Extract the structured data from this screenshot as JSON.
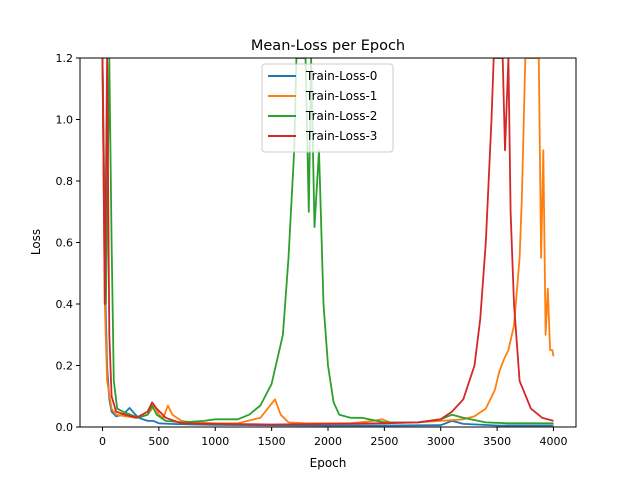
{
  "chart_data": {
    "type": "line",
    "title": "Mean-Loss per Epoch",
    "xlabel": "Epoch",
    "ylabel": "Loss",
    "xlim": [
      -200,
      4200
    ],
    "ylim": [
      0,
      1.2
    ],
    "xticks": [
      0,
      500,
      1000,
      1500,
      2000,
      2500,
      3000,
      3500,
      4000
    ],
    "xtick_labels": [
      "0",
      "500",
      "1000",
      "1500",
      "2000",
      "2500",
      "3000",
      "3500",
      "4000"
    ],
    "yticks": [
      0.0,
      0.2,
      0.4,
      0.6,
      0.8,
      1.0,
      1.2
    ],
    "ytick_labels": [
      "0.0",
      "0.2",
      "0.4",
      "0.6",
      "0.8",
      "1.0",
      "1.2"
    ],
    "grid": false,
    "legend_position": "upper center",
    "series": [
      {
        "name": "Train-Loss-0",
        "color": "#1f77b4",
        "points": [
          [
            0,
            1.2
          ],
          [
            20,
            0.5
          ],
          [
            40,
            0.2
          ],
          [
            60,
            0.09
          ],
          [
            80,
            0.05
          ],
          [
            120,
            0.035
          ],
          [
            180,
            0.04
          ],
          [
            240,
            0.062
          ],
          [
            280,
            0.045
          ],
          [
            320,
            0.03
          ],
          [
            400,
            0.02
          ],
          [
            450,
            0.02
          ],
          [
            500,
            0.012
          ],
          [
            600,
            0.01
          ],
          [
            800,
            0.008
          ],
          [
            1000,
            0.007
          ],
          [
            1500,
            0.006
          ],
          [
            2000,
            0.005
          ],
          [
            2500,
            0.005
          ],
          [
            3000,
            0.006
          ],
          [
            3100,
            0.02
          ],
          [
            3200,
            0.01
          ],
          [
            3500,
            0.005
          ],
          [
            4000,
            0.005
          ]
        ]
      },
      {
        "name": "Train-Loss-1",
        "color": "#ff7f0e",
        "points": [
          [
            0,
            1.2
          ],
          [
            20,
            0.4
          ],
          [
            40,
            0.15
          ],
          [
            80,
            0.06
          ],
          [
            120,
            0.04
          ],
          [
            200,
            0.035
          ],
          [
            300,
            0.03
          ],
          [
            400,
            0.04
          ],
          [
            460,
            0.07
          ],
          [
            500,
            0.04
          ],
          [
            540,
            0.03
          ],
          [
            580,
            0.07
          ],
          [
            620,
            0.04
          ],
          [
            700,
            0.02
          ],
          [
            800,
            0.015
          ],
          [
            1000,
            0.012
          ],
          [
            1200,
            0.012
          ],
          [
            1400,
            0.03
          ],
          [
            1530,
            0.09
          ],
          [
            1580,
            0.04
          ],
          [
            1650,
            0.015
          ],
          [
            1800,
            0.012
          ],
          [
            2000,
            0.012
          ],
          [
            2200,
            0.012
          ],
          [
            2400,
            0.02
          ],
          [
            2480,
            0.025
          ],
          [
            2550,
            0.015
          ],
          [
            2800,
            0.015
          ],
          [
            3000,
            0.02
          ],
          [
            3200,
            0.025
          ],
          [
            3300,
            0.035
          ],
          [
            3400,
            0.06
          ],
          [
            3480,
            0.12
          ],
          [
            3520,
            0.18
          ],
          [
            3560,
            0.22
          ],
          [
            3600,
            0.25
          ],
          [
            3650,
            0.33
          ],
          [
            3700,
            0.55
          ],
          [
            3720,
            0.75
          ],
          [
            3750,
            1.2
          ],
          [
            3870,
            1.2
          ],
          [
            3890,
            0.55
          ],
          [
            3910,
            0.9
          ],
          [
            3930,
            0.3
          ],
          [
            3950,
            0.45
          ],
          [
            3970,
            0.25
          ],
          [
            3990,
            0.25
          ],
          [
            4000,
            0.23
          ]
        ]
      },
      {
        "name": "Train-Loss-2",
        "color": "#2ca02c",
        "points": [
          [
            0,
            1.2
          ],
          [
            30,
            0.4
          ],
          [
            60,
            1.2
          ],
          [
            80,
            0.6
          ],
          [
            100,
            0.15
          ],
          [
            130,
            0.06
          ],
          [
            180,
            0.05
          ],
          [
            250,
            0.04
          ],
          [
            320,
            0.03
          ],
          [
            400,
            0.04
          ],
          [
            440,
            0.07
          ],
          [
            480,
            0.04
          ],
          [
            560,
            0.02
          ],
          [
            700,
            0.015
          ],
          [
            900,
            0.02
          ],
          [
            1000,
            0.025
          ],
          [
            1200,
            0.025
          ],
          [
            1300,
            0.04
          ],
          [
            1400,
            0.07
          ],
          [
            1500,
            0.14
          ],
          [
            1600,
            0.3
          ],
          [
            1650,
            0.55
          ],
          [
            1700,
            0.9
          ],
          [
            1720,
            1.2
          ],
          [
            1800,
            1.2
          ],
          [
            1830,
            0.7
          ],
          [
            1850,
            1.2
          ],
          [
            1880,
            0.65
          ],
          [
            1920,
            0.9
          ],
          [
            1960,
            0.4
          ],
          [
            2000,
            0.2
          ],
          [
            2050,
            0.08
          ],
          [
            2100,
            0.04
          ],
          [
            2200,
            0.03
          ],
          [
            2300,
            0.03
          ],
          [
            2500,
            0.015
          ],
          [
            2800,
            0.015
          ],
          [
            3000,
            0.025
          ],
          [
            3100,
            0.04
          ],
          [
            3200,
            0.03
          ],
          [
            3400,
            0.015
          ],
          [
            3600,
            0.012
          ],
          [
            4000,
            0.012
          ]
        ]
      },
      {
        "name": "Train-Loss-3",
        "color": "#d62728",
        "points": [
          [
            0,
            1.2
          ],
          [
            20,
            0.4
          ],
          [
            40,
            1.2
          ],
          [
            60,
            0.3
          ],
          [
            80,
            0.1
          ],
          [
            120,
            0.05
          ],
          [
            200,
            0.04
          ],
          [
            300,
            0.03
          ],
          [
            400,
            0.05
          ],
          [
            440,
            0.08
          ],
          [
            480,
            0.06
          ],
          [
            560,
            0.03
          ],
          [
            700,
            0.012
          ],
          [
            1000,
            0.01
          ],
          [
            1500,
            0.008
          ],
          [
            2000,
            0.01
          ],
          [
            2500,
            0.012
          ],
          [
            2800,
            0.015
          ],
          [
            3000,
            0.025
          ],
          [
            3100,
            0.05
          ],
          [
            3200,
            0.09
          ],
          [
            3300,
            0.2
          ],
          [
            3350,
            0.35
          ],
          [
            3400,
            0.6
          ],
          [
            3450,
            1.0
          ],
          [
            3470,
            1.2
          ],
          [
            3550,
            1.2
          ],
          [
            3570,
            0.9
          ],
          [
            3600,
            1.2
          ],
          [
            3620,
            0.7
          ],
          [
            3650,
            0.4
          ],
          [
            3700,
            0.15
          ],
          [
            3800,
            0.06
          ],
          [
            3900,
            0.03
          ],
          [
            4000,
            0.02
          ]
        ]
      }
    ]
  }
}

| Task statement |
Output the records above exactly as they are, leaving out the pictures.

| Final result |
Extract the structured data from this screenshot as JSON.
{
  "chart_data": {
    "type": "line",
    "title": "Mean-Loss per Epoch",
    "xlabel": "Epoch",
    "ylabel": "Loss",
    "xlim": [
      -200,
      4200
    ],
    "ylim": [
      0,
      1.2
    ],
    "xticks": [
      0,
      500,
      1000,
      1500,
      2000,
      2500,
      3000,
      3500,
      4000
    ],
    "xtick_labels": [
      "0",
      "500",
      "1000",
      "1500",
      "2000",
      "2500",
      "3000",
      "3500",
      "4000"
    ],
    "yticks": [
      0.0,
      0.2,
      0.4,
      0.6,
      0.8,
      1.0,
      1.2
    ],
    "ytick_labels": [
      "0.0",
      "0.2",
      "0.4",
      "0.6",
      "0.8",
      "1.0",
      "1.2"
    ],
    "grid": false,
    "legend_position": "upper center",
    "series": [
      {
        "name": "Train-Loss-0",
        "color": "#1f77b4",
        "points": [
          [
            0,
            1.2
          ],
          [
            20,
            0.5
          ],
          [
            40,
            0.2
          ],
          [
            60,
            0.09
          ],
          [
            80,
            0.05
          ],
          [
            120,
            0.035
          ],
          [
            180,
            0.04
          ],
          [
            240,
            0.062
          ],
          [
            280,
            0.045
          ],
          [
            320,
            0.03
          ],
          [
            400,
            0.02
          ],
          [
            450,
            0.02
          ],
          [
            500,
            0.012
          ],
          [
            600,
            0.01
          ],
          [
            800,
            0.008
          ],
          [
            1000,
            0.007
          ],
          [
            1500,
            0.006
          ],
          [
            2000,
            0.005
          ],
          [
            2500,
            0.005
          ],
          [
            3000,
            0.006
          ],
          [
            3100,
            0.02
          ],
          [
            3200,
            0.01
          ],
          [
            3500,
            0.005
          ],
          [
            4000,
            0.005
          ]
        ]
      },
      {
        "name": "Train-Loss-1",
        "color": "#ff7f0e",
        "points": [
          [
            0,
            1.2
          ],
          [
            20,
            0.4
          ],
          [
            40,
            0.15
          ],
          [
            80,
            0.06
          ],
          [
            120,
            0.04
          ],
          [
            200,
            0.035
          ],
          [
            300,
            0.03
          ],
          [
            400,
            0.04
          ],
          [
            460,
            0.07
          ],
          [
            500,
            0.04
          ],
          [
            540,
            0.03
          ],
          [
            580,
            0.07
          ],
          [
            620,
            0.04
          ],
          [
            700,
            0.02
          ],
          [
            800,
            0.015
          ],
          [
            1000,
            0.012
          ],
          [
            1200,
            0.012
          ],
          [
            1400,
            0.03
          ],
          [
            1530,
            0.09
          ],
          [
            1580,
            0.04
          ],
          [
            1650,
            0.015
          ],
          [
            1800,
            0.012
          ],
          [
            2000,
            0.012
          ],
          [
            2200,
            0.012
          ],
          [
            2400,
            0.02
          ],
          [
            2480,
            0.025
          ],
          [
            2550,
            0.015
          ],
          [
            2800,
            0.015
          ],
          [
            3000,
            0.02
          ],
          [
            3200,
            0.025
          ],
          [
            3300,
            0.035
          ],
          [
            3400,
            0.06
          ],
          [
            3480,
            0.12
          ],
          [
            3520,
            0.18
          ],
          [
            3560,
            0.22
          ],
          [
            3600,
            0.25
          ],
          [
            3650,
            0.33
          ],
          [
            3700,
            0.55
          ],
          [
            3720,
            0.75
          ],
          [
            3750,
            1.2
          ],
          [
            3870,
            1.2
          ],
          [
            3890,
            0.55
          ],
          [
            3910,
            0.9
          ],
          [
            3930,
            0.3
          ],
          [
            3950,
            0.45
          ],
          [
            3970,
            0.25
          ],
          [
            3990,
            0.25
          ],
          [
            4000,
            0.23
          ]
        ]
      },
      {
        "name": "Train-Loss-2",
        "color": "#2ca02c",
        "points": [
          [
            0,
            1.2
          ],
          [
            30,
            0.4
          ],
          [
            60,
            1.2
          ],
          [
            80,
            0.6
          ],
          [
            100,
            0.15
          ],
          [
            130,
            0.06
          ],
          [
            180,
            0.05
          ],
          [
            250,
            0.04
          ],
          [
            320,
            0.03
          ],
          [
            400,
            0.04
          ],
          [
            440,
            0.07
          ],
          [
            480,
            0.04
          ],
          [
            560,
            0.02
          ],
          [
            700,
            0.015
          ],
          [
            900,
            0.02
          ],
          [
            1000,
            0.025
          ],
          [
            1200,
            0.025
          ],
          [
            1300,
            0.04
          ],
          [
            1400,
            0.07
          ],
          [
            1500,
            0.14
          ],
          [
            1600,
            0.3
          ],
          [
            1650,
            0.55
          ],
          [
            1700,
            0.9
          ],
          [
            1720,
            1.2
          ],
          [
            1800,
            1.2
          ],
          [
            1830,
            0.7
          ],
          [
            1850,
            1.2
          ],
          [
            1880,
            0.65
          ],
          [
            1920,
            0.9
          ],
          [
            1960,
            0.4
          ],
          [
            2000,
            0.2
          ],
          [
            2050,
            0.08
          ],
          [
            2100,
            0.04
          ],
          [
            2200,
            0.03
          ],
          [
            2300,
            0.03
          ],
          [
            2500,
            0.015
          ],
          [
            2800,
            0.015
          ],
          [
            3000,
            0.025
          ],
          [
            3100,
            0.04
          ],
          [
            3200,
            0.03
          ],
          [
            3400,
            0.015
          ],
          [
            3600,
            0.012
          ],
          [
            4000,
            0.012
          ]
        ]
      },
      {
        "name": "Train-Loss-3",
        "color": "#d62728",
        "points": [
          [
            0,
            1.2
          ],
          [
            20,
            0.4
          ],
          [
            40,
            1.2
          ],
          [
            60,
            0.3
          ],
          [
            80,
            0.1
          ],
          [
            120,
            0.05
          ],
          [
            200,
            0.04
          ],
          [
            300,
            0.03
          ],
          [
            400,
            0.05
          ],
          [
            440,
            0.08
          ],
          [
            480,
            0.06
          ],
          [
            560,
            0.03
          ],
          [
            700,
            0.012
          ],
          [
            1000,
            0.01
          ],
          [
            1500,
            0.008
          ],
          [
            2000,
            0.01
          ],
          [
            2500,
            0.012
          ],
          [
            2800,
            0.015
          ],
          [
            3000,
            0.025
          ],
          [
            3100,
            0.05
          ],
          [
            3200,
            0.09
          ],
          [
            3300,
            0.2
          ],
          [
            3350,
            0.35
          ],
          [
            3400,
            0.6
          ],
          [
            3450,
            1.0
          ],
          [
            3470,
            1.2
          ],
          [
            3550,
            1.2
          ],
          [
            3570,
            0.9
          ],
          [
            3600,
            1.2
          ],
          [
            3620,
            0.7
          ],
          [
            3650,
            0.4
          ],
          [
            3700,
            0.15
          ],
          [
            3800,
            0.06
          ],
          [
            3900,
            0.03
          ],
          [
            4000,
            0.02
          ]
        ]
      }
    ]
  }
}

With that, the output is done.